EXTRACTED MATERIAL –

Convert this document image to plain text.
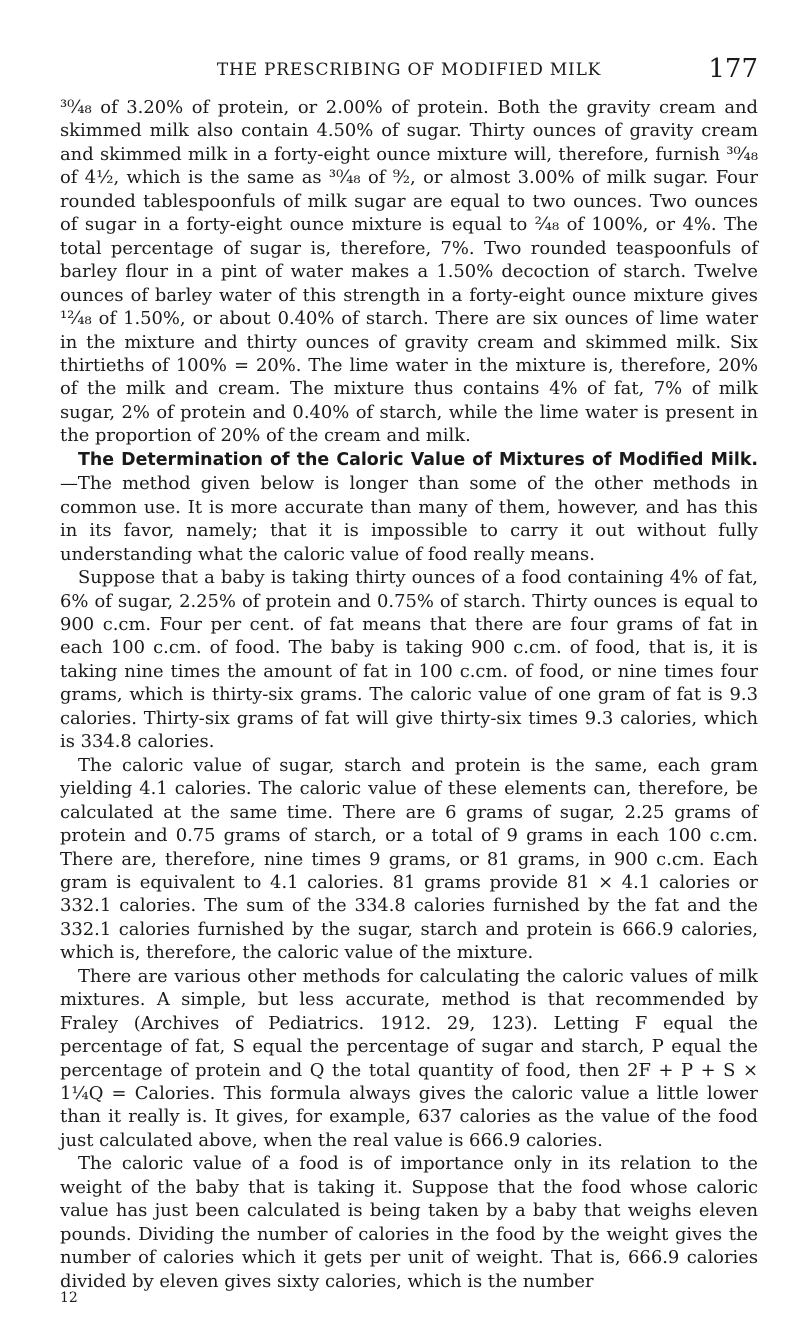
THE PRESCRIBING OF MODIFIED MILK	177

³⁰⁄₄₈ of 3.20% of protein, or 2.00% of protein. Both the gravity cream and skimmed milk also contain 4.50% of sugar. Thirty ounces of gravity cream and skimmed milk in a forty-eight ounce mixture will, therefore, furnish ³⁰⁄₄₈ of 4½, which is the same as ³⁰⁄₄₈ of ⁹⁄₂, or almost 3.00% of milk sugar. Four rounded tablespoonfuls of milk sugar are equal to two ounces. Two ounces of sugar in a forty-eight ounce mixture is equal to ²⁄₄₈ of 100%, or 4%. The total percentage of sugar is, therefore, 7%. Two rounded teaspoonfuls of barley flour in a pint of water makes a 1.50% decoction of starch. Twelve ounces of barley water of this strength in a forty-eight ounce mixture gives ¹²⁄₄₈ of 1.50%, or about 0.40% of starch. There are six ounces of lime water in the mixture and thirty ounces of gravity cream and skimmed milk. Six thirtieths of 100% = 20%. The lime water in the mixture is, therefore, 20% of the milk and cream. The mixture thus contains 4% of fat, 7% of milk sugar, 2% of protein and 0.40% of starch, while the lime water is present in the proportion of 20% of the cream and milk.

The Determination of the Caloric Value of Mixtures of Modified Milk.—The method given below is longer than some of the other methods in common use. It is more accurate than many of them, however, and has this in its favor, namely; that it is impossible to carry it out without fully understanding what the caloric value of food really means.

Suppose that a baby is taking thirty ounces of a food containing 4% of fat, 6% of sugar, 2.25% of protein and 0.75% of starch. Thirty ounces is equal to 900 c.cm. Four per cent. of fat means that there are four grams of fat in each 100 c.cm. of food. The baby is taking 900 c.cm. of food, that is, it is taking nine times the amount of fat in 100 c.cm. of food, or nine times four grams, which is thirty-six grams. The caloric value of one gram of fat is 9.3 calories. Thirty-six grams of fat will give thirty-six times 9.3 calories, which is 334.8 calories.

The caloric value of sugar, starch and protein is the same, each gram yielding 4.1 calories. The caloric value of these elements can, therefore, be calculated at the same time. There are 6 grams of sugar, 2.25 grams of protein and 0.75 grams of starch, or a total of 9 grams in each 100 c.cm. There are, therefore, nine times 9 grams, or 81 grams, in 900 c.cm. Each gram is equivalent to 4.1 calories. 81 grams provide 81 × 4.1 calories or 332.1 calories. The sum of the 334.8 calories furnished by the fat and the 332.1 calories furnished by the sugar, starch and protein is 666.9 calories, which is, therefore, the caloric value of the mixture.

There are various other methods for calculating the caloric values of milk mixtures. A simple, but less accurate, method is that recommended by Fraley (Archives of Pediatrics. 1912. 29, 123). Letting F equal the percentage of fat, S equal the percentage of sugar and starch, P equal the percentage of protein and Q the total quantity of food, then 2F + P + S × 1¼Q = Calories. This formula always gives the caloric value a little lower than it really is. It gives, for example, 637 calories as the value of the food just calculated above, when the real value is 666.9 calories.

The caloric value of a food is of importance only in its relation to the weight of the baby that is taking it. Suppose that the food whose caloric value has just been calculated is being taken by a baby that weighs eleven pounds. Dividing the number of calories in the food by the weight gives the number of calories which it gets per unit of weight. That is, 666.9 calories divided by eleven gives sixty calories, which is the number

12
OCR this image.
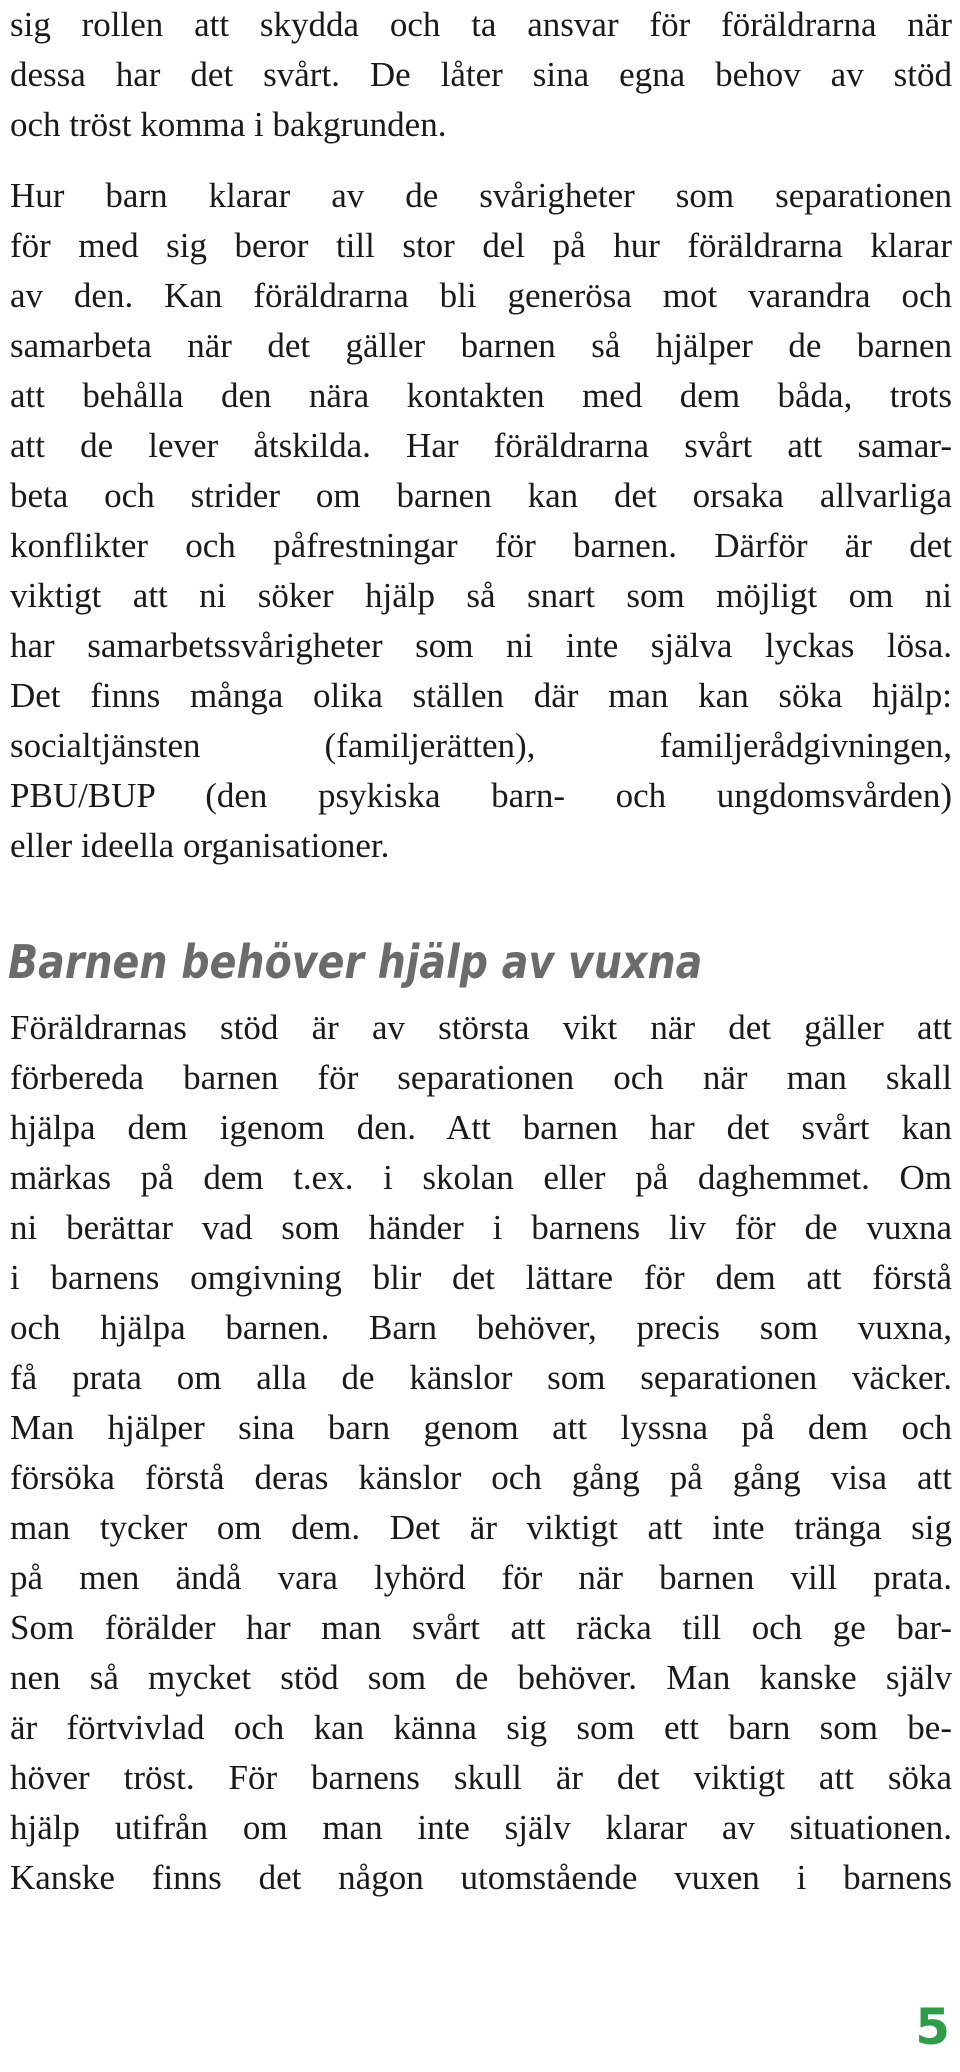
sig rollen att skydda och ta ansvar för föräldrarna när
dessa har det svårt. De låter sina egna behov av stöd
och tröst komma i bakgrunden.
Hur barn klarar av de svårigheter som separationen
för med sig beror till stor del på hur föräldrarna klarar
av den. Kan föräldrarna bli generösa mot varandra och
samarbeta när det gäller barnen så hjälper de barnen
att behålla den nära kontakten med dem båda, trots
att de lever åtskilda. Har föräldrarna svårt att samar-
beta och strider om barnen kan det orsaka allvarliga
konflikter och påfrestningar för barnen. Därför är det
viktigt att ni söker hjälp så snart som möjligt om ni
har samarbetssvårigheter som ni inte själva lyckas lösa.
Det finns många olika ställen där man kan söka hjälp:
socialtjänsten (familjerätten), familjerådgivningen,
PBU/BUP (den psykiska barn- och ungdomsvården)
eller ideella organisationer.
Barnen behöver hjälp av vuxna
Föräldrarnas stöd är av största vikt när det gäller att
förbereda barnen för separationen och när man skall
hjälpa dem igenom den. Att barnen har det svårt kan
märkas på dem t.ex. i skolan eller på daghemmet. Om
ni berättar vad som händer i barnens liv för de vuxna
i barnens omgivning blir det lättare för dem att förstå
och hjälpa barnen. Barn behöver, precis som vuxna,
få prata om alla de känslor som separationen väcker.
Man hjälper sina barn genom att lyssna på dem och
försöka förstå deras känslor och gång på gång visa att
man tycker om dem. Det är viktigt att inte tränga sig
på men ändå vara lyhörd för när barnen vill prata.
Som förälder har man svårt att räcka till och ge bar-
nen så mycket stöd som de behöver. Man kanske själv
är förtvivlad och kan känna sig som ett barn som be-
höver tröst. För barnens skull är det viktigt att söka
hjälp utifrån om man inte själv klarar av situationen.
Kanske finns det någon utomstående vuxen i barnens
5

PROBLEM TO WORK ON – In the copy, include no pictures, but repeat the listing exactly.

THE ANSWER –
Convert this document image to plain text.
THE PRESCRIBING OF MODIFIED MILK	177

³⁰⁄₄₈ of 3.20% of protein, or 2.00% of protein. Both the gravity cream and skimmed milk also contain 4.50% of sugar. Thirty ounces of gravity cream and skimmed milk in a forty-eight ounce mixture will, therefore, furnish ³⁰⁄₄₈ of 4½, which is the same as ³⁰⁄₄₈ of ⁹⁄₂, or almost 3.00% of milk sugar. Four rounded tablespoonfuls of milk sugar are equal to two ounces. Two ounces of sugar in a forty-eight ounce mixture is equal to ²⁄₄₈ of 100%, or 4%. The total percentage of sugar is, therefore, 7%. Two rounded teaspoonfuls of barley flour in a pint of water makes a 1.50% decoction of starch. Twelve ounces of barley water of this strength in a forty-eight ounce mixture gives ¹²⁄₄₈ of 1.50%, or about 0.40% of starch. There are six ounces of lime water in the mixture and thirty ounces of gravity cream and skimmed milk. Six thirtieths of 100% = 20%. The lime water in the mixture is, therefore, 20% of the milk and cream. The mixture thus contains 4% of fat, 7% of milk sugar, 2% of protein and 0.40% of starch, while the lime water is present in the proportion of 20% of the cream and milk.

The Determination of the Caloric Value of Mixtures of Modified Milk.—The method given below is longer than some of the other methods in common use. It is more accurate than many of them, however, and has this in its favor, namely; that it is impossible to carry it out without fully understanding what the caloric value of food really means.

Suppose that a baby is taking thirty ounces of a food containing 4% of fat, 6% of sugar, 2.25% of protein and 0.75% of starch. Thirty ounces is equal to 900 c.cm. Four per cent. of fat means that there are four grams of fat in each 100 c.cm. of food. The baby is taking 900 c.cm. of food, that is, it is taking nine times the amount of fat in 100 c.cm. of food, or nine times four grams, which is thirty-six grams. The caloric value of one gram of fat is 9.3 calories. Thirty-six grams of fat will give thirty-six times 9.3 calories, which is 334.8 calories.

The caloric value of sugar, starch and protein is the same, each gram yielding 4.1 calories. The caloric value of these elements can, therefore, be calculated at the same time. There are 6 grams of sugar, 2.25 grams of protein and 0.75 grams of starch, or a total of 9 grams in each 100 c.cm. There are, therefore, nine times 9 grams, or 81 grams, in 900 c.cm. Each gram is equivalent to 4.1 calories. 81 grams provide 81 × 4.1 calories or 332.1 calories. The sum of the 334.8 calories furnished by the fat and the 332.1 calories furnished by the sugar, starch and protein is 666.9 calories, which is, therefore, the caloric value of the mixture.

There are various other methods for calculating the caloric values of milk mixtures. A simple, but less accurate, method is that recommended by Fraley (Archives of Pediatrics. 1912. 29, 123). Letting F equal the percentage of fat, S equal the percentage of sugar and starch, P equal the percentage of protein and Q the total quantity of food, then 2F + P + S × 1¼Q = Calories. This formula always gives the caloric value a little lower than it really is. It gives, for example, 637 calories as the value of the food just calculated above, when the real value is 666.9 calories.

The caloric value of a food is of importance only in its relation to the weight of the baby that is taking it. Suppose that the food whose caloric value has just been calculated is being taken by a baby that weighs eleven pounds. Dividing the number of calories in the food by the weight gives the number of calories which it gets per unit of weight. That is, 666.9 calories divided by eleven gives sixty calories, which is the number

12
OCR this image.
sig rollen att skydda och ta ansvar för föräldrarna när
dessa har det svårt. De låter sina egna behov av stöd
och tröst komma i bakgrunden.
Hur barn klarar av de svårigheter som separationen
för med sig beror till stor del på hur föräldrarna klarar
av den. Kan föräldrarna bli generösa mot varandra och
samarbeta när det gäller barnen så hjälper de barnen
att behålla den nära kontakten med dem båda, trots
att de lever åtskilda. Har föräldrarna svårt att samar-
beta och strider om barnen kan det orsaka allvarliga
konflikter och påfrestningar för barnen. Därför är det
viktigt att ni söker hjälp så snart som möjligt om ni
har samarbetssvårigheter som ni inte själva lyckas lösa.
Det finns många olika ställen där man kan söka hjälp:
socialtjänsten (familjerätten), familjerådgivningen,
PBU/BUP (den psykiska barn- och ungdomsvården)
eller ideella organisationer.
Barnen behöver hjälp av vuxna
Föräldrarnas stöd är av största vikt när det gäller att
förbereda barnen för separationen och när man skall
hjälpa dem igenom den. Att barnen har det svårt kan
märkas på dem t.ex. i skolan eller på daghemmet. Om
ni berättar vad som händer i barnens liv för de vuxna
i barnens omgivning blir det lättare för dem att förstå
och hjälpa barnen. Barn behöver, precis som vuxna,
få prata om alla de känslor som separationen väcker.
Man hjälper sina barn genom att lyssna på dem och
försöka förstå deras känslor och gång på gång visa att
man tycker om dem. Det är viktigt att inte tränga sig
på men ändå vara lyhörd för när barnen vill prata.
Som förälder har man svårt att räcka till och ge bar-
nen så mycket stöd som de behöver. Man kanske själv
är förtvivlad och kan känna sig som ett barn som be-
höver tröst. För barnens skull är det viktigt att söka
hjälp utifrån om man inte själv klarar av situationen.
Kanske finns det någon utomstående vuxen i barnens
5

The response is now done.